- Work task:
Write every entry out again, unchanged.

*** Supplied material ***

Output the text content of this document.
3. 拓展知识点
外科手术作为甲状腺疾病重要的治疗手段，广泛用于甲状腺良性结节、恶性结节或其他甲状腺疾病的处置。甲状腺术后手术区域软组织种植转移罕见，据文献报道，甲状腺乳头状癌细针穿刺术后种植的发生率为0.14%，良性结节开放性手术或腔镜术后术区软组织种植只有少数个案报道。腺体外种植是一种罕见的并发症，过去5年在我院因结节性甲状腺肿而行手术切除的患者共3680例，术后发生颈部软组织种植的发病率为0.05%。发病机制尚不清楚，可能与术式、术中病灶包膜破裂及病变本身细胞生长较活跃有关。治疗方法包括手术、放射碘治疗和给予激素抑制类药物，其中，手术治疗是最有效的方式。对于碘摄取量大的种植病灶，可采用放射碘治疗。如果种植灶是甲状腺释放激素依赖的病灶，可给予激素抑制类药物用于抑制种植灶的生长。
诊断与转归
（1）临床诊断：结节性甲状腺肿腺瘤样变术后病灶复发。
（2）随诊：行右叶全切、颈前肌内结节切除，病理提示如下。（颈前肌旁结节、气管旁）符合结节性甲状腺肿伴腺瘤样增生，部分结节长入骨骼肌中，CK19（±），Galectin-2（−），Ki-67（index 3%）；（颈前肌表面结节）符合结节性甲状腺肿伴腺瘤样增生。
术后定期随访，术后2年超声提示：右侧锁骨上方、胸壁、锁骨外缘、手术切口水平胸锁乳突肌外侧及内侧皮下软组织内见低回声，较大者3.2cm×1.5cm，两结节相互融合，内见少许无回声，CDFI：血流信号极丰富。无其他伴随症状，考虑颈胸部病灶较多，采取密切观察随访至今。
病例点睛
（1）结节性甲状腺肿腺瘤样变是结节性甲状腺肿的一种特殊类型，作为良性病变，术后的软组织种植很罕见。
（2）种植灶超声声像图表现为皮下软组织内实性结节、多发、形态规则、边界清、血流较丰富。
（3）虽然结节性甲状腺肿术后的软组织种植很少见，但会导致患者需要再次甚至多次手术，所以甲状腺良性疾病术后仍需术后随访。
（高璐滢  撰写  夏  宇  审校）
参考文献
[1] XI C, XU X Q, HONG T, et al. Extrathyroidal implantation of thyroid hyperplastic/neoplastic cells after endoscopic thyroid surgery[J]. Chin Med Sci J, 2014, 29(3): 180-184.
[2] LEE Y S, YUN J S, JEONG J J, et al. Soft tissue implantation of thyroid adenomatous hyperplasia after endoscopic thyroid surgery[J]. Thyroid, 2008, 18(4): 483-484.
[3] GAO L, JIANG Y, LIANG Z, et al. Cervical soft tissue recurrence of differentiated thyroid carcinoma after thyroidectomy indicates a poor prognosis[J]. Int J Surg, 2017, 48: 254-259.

*** End of Supplied material ***

- Exercise output:
Output the text content of this document.
3. 拓展知识点
外科手术作为甲状腺疾病重要的治疗手段，广泛用于甲状腺良性结节、恶性结节或其他甲状腺疾病的处置。甲状腺术后手术区域软组织种植转移罕见，据文献报道，甲状腺乳头状癌细针穿刺术后种植的发生率为0.14%，良性结节开放性手术或腔镜术后术区软组织种植只有少数个案报道。腺体外种植是一种罕见的并发症，过去5年在我院因结节性甲状腺肿而行手术切除的患者共3680例，术后发生颈部软组织种植的发病率为0.05%。发病机制尚不清楚，可能与术式、术中病灶包膜破裂及病变本身细胞生长较活跃有关。治疗方法包括手术、放射碘治疗和给予激素抑制类药物，其中，手术治疗是最有效的方式。对于碘摄取量大的种植病灶，可采用放射碘治疗。如果种植灶是甲状腺释放激素依赖的病灶，可给予激素抑制类药物用于抑制种植灶的生长。
诊断与转归
（1）临床诊断：结节性甲状腺肿腺瘤样变术后病灶复发。
（2）随诊：行右叶全切、颈前肌内结节切除，病理提示如下。（颈前肌旁结节、气管旁）符合结节性甲状腺肿伴腺瘤样增生，部分结节长入骨骼肌中，CK19（±），Galectin-2（−），Ki-67（index 3%）；（颈前肌表面结节）符合结节性甲状腺肿伴腺瘤样增生。
术后定期随访，术后2年超声提示：右侧锁骨上方、胸壁、锁骨外缘、手术切口水平胸锁乳突肌外侧及内侧皮下软组织内见低回声，较大者3.2cm×1.5cm，两结节相互融合，内见少许无回声，CDFI：血流信号极丰富。无其他伴随症状，考虑颈胸部病灶较多，采取密切观察随访至今。
病例点睛
（1）结节性甲状腺肿腺瘤样变是结节性甲状腺肿的一种特殊类型，作为良性病变，术后的软组织种植很罕见。
（2）种植灶超声声像图表现为皮下软组织内实性结节、多发、形态规则、边界清、血流较丰富。
（3）虽然结节性甲状腺肿术后的软组织种植很少见，但会导致患者需要再次甚至多次手术，所以甲状腺良性疾病术后仍需术后随访。
（高璐滢  撰写  夏  宇  审校）
参考文献
[1] XI C, XU X Q, HONG T, et al. Extrathyroidal implantation of thyroid hyperplastic/neoplastic cells after endoscopic thyroid surgery[J]. Chin Med Sci J, 2014, 29(3): 180-184.
[2] LEE Y S, YUN J S, JEONG J J, et al. Soft tissue implantation of thyroid adenomatous hyperplasia after endoscopic thyroid surgery[J]. Thyroid, 2008, 18(4): 483-484.
[3] GAO L, JIANG Y, LIANG Z, et al. Cervical soft tissue recurrence of differentiated thyroid carcinoma after thyroidectomy indicates a poor prognosis[J]. Int J Surg, 2017, 48: 254-259.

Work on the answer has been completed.